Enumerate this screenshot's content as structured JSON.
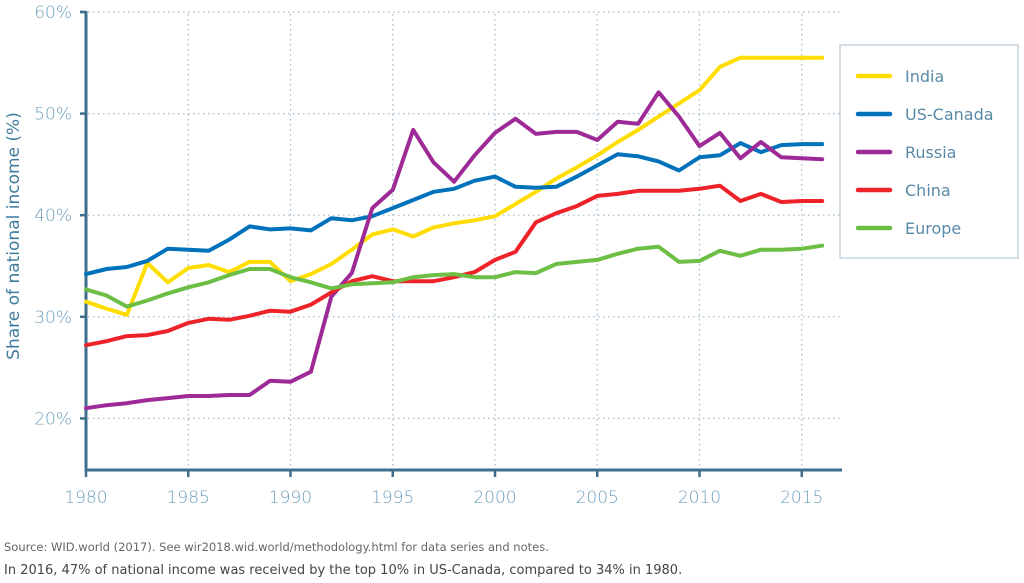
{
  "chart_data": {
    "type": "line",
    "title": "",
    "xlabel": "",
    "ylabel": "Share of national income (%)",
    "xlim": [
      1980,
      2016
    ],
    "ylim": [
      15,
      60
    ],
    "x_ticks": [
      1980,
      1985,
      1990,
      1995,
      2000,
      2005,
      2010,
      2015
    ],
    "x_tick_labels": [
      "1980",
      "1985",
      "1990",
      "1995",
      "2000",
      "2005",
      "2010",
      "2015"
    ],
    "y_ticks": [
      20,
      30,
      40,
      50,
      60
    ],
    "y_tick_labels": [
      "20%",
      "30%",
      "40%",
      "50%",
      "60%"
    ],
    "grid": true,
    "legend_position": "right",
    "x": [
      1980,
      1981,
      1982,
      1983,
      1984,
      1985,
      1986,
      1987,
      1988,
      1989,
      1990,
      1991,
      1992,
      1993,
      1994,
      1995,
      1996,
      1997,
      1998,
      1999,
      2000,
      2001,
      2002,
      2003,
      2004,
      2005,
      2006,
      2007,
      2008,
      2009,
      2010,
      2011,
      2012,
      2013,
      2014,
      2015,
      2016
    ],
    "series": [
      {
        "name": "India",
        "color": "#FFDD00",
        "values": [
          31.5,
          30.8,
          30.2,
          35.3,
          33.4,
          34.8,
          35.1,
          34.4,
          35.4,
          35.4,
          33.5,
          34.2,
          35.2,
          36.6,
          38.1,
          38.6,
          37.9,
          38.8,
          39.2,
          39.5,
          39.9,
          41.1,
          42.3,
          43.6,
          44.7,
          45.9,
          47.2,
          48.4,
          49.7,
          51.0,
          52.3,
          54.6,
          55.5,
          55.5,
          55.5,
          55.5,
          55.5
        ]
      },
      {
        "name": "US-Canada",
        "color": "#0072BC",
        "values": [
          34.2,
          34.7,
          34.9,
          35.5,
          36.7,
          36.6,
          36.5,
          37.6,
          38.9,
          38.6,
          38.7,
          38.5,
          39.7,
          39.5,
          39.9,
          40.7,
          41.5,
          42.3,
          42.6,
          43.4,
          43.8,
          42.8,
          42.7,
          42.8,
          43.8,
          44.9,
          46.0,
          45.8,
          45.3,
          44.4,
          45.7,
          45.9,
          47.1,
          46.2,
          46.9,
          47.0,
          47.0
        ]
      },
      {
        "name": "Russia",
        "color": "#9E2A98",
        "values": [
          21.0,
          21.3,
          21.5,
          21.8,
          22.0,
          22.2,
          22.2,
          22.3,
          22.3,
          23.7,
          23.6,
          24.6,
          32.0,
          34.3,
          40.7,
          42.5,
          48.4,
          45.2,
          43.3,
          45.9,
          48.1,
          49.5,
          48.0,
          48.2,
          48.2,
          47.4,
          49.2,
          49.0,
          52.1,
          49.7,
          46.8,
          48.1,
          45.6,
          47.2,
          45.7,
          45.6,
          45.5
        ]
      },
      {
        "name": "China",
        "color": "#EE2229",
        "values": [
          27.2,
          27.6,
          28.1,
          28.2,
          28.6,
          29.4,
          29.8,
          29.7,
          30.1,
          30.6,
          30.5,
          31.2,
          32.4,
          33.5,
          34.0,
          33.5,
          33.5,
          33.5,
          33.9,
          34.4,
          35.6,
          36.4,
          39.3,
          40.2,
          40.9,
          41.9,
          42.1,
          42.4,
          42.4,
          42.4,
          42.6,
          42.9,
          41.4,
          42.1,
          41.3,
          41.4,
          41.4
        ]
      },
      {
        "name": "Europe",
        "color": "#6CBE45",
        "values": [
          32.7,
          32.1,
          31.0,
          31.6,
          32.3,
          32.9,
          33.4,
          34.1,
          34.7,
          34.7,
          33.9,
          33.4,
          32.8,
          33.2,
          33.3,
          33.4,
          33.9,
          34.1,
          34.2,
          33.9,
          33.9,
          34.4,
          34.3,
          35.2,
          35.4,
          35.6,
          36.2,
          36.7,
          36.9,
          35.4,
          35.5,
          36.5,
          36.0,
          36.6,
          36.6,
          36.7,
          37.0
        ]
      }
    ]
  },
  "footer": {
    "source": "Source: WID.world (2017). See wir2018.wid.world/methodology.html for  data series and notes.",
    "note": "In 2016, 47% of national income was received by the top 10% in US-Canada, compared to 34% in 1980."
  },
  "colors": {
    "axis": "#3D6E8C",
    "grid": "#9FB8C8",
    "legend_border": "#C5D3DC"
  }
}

_Exercise objective_. Print out every entry above without changing a word, and leave out the pictures.

_Response to the task_.
Enumerate this screenshot's content as structured JSON.
{
  "chart_data": {
    "type": "line",
    "title": "",
    "xlabel": "",
    "ylabel": "Share of national income (%)",
    "xlim": [
      1980,
      2016
    ],
    "ylim": [
      15,
      60
    ],
    "x_ticks": [
      1980,
      1985,
      1990,
      1995,
      2000,
      2005,
      2010,
      2015
    ],
    "x_tick_labels": [
      "1980",
      "1985",
      "1990",
      "1995",
      "2000",
      "2005",
      "2010",
      "2015"
    ],
    "y_ticks": [
      20,
      30,
      40,
      50,
      60
    ],
    "y_tick_labels": [
      "20%",
      "30%",
      "40%",
      "50%",
      "60%"
    ],
    "grid": true,
    "legend_position": "right",
    "x": [
      1980,
      1981,
      1982,
      1983,
      1984,
      1985,
      1986,
      1987,
      1988,
      1989,
      1990,
      1991,
      1992,
      1993,
      1994,
      1995,
      1996,
      1997,
      1998,
      1999,
      2000,
      2001,
      2002,
      2003,
      2004,
      2005,
      2006,
      2007,
      2008,
      2009,
      2010,
      2011,
      2012,
      2013,
      2014,
      2015,
      2016
    ],
    "series": [
      {
        "name": "India",
        "color": "#FFDD00",
        "values": [
          31.5,
          30.8,
          30.2,
          35.3,
          33.4,
          34.8,
          35.1,
          34.4,
          35.4,
          35.4,
          33.5,
          34.2,
          35.2,
          36.6,
          38.1,
          38.6,
          37.9,
          38.8,
          39.2,
          39.5,
          39.9,
          41.1,
          42.3,
          43.6,
          44.7,
          45.9,
          47.2,
          48.4,
          49.7,
          51.0,
          52.3,
          54.6,
          55.5,
          55.5,
          55.5,
          55.5,
          55.5
        ]
      },
      {
        "name": "US-Canada",
        "color": "#0072BC",
        "values": [
          34.2,
          34.7,
          34.9,
          35.5,
          36.7,
          36.6,
          36.5,
          37.6,
          38.9,
          38.6,
          38.7,
          38.5,
          39.7,
          39.5,
          39.9,
          40.7,
          41.5,
          42.3,
          42.6,
          43.4,
          43.8,
          42.8,
          42.7,
          42.8,
          43.8,
          44.9,
          46.0,
          45.8,
          45.3,
          44.4,
          45.7,
          45.9,
          47.1,
          46.2,
          46.9,
          47.0,
          47.0
        ]
      },
      {
        "name": "Russia",
        "color": "#9E2A98",
        "values": [
          21.0,
          21.3,
          21.5,
          21.8,
          22.0,
          22.2,
          22.2,
          22.3,
          22.3,
          23.7,
          23.6,
          24.6,
          32.0,
          34.3,
          40.7,
          42.5,
          48.4,
          45.2,
          43.3,
          45.9,
          48.1,
          49.5,
          48.0,
          48.2,
          48.2,
          47.4,
          49.2,
          49.0,
          52.1,
          49.7,
          46.8,
          48.1,
          45.6,
          47.2,
          45.7,
          45.6,
          45.5
        ]
      },
      {
        "name": "China",
        "color": "#EE2229",
        "values": [
          27.2,
          27.6,
          28.1,
          28.2,
          28.6,
          29.4,
          29.8,
          29.7,
          30.1,
          30.6,
          30.5,
          31.2,
          32.4,
          33.5,
          34.0,
          33.5,
          33.5,
          33.5,
          33.9,
          34.4,
          35.6,
          36.4,
          39.3,
          40.2,
          40.9,
          41.9,
          42.1,
          42.4,
          42.4,
          42.4,
          42.6,
          42.9,
          41.4,
          42.1,
          41.3,
          41.4,
          41.4
        ]
      },
      {
        "name": "Europe",
        "color": "#6CBE45",
        "values": [
          32.7,
          32.1,
          31.0,
          31.6,
          32.3,
          32.9,
          33.4,
          34.1,
          34.7,
          34.7,
          33.9,
          33.4,
          32.8,
          33.2,
          33.3,
          33.4,
          33.9,
          34.1,
          34.2,
          33.9,
          33.9,
          34.4,
          34.3,
          35.2,
          35.4,
          35.6,
          36.2,
          36.7,
          36.9,
          35.4,
          35.5,
          36.5,
          36.0,
          36.6,
          36.6,
          36.7,
          37.0
        ]
      }
    ]
  },
  "footer": {
    "source": "Source: WID.world (2017). See wir2018.wid.world/methodology.html for  data series and notes.",
    "note": "In 2016, 47% of national income was received by the top 10% in US-Canada, compared to 34% in 1980."
  },
  "colors": {
    "axis": "#3D6E8C",
    "grid": "#9FB8C8",
    "legend_border": "#C5D3DC"
  }
}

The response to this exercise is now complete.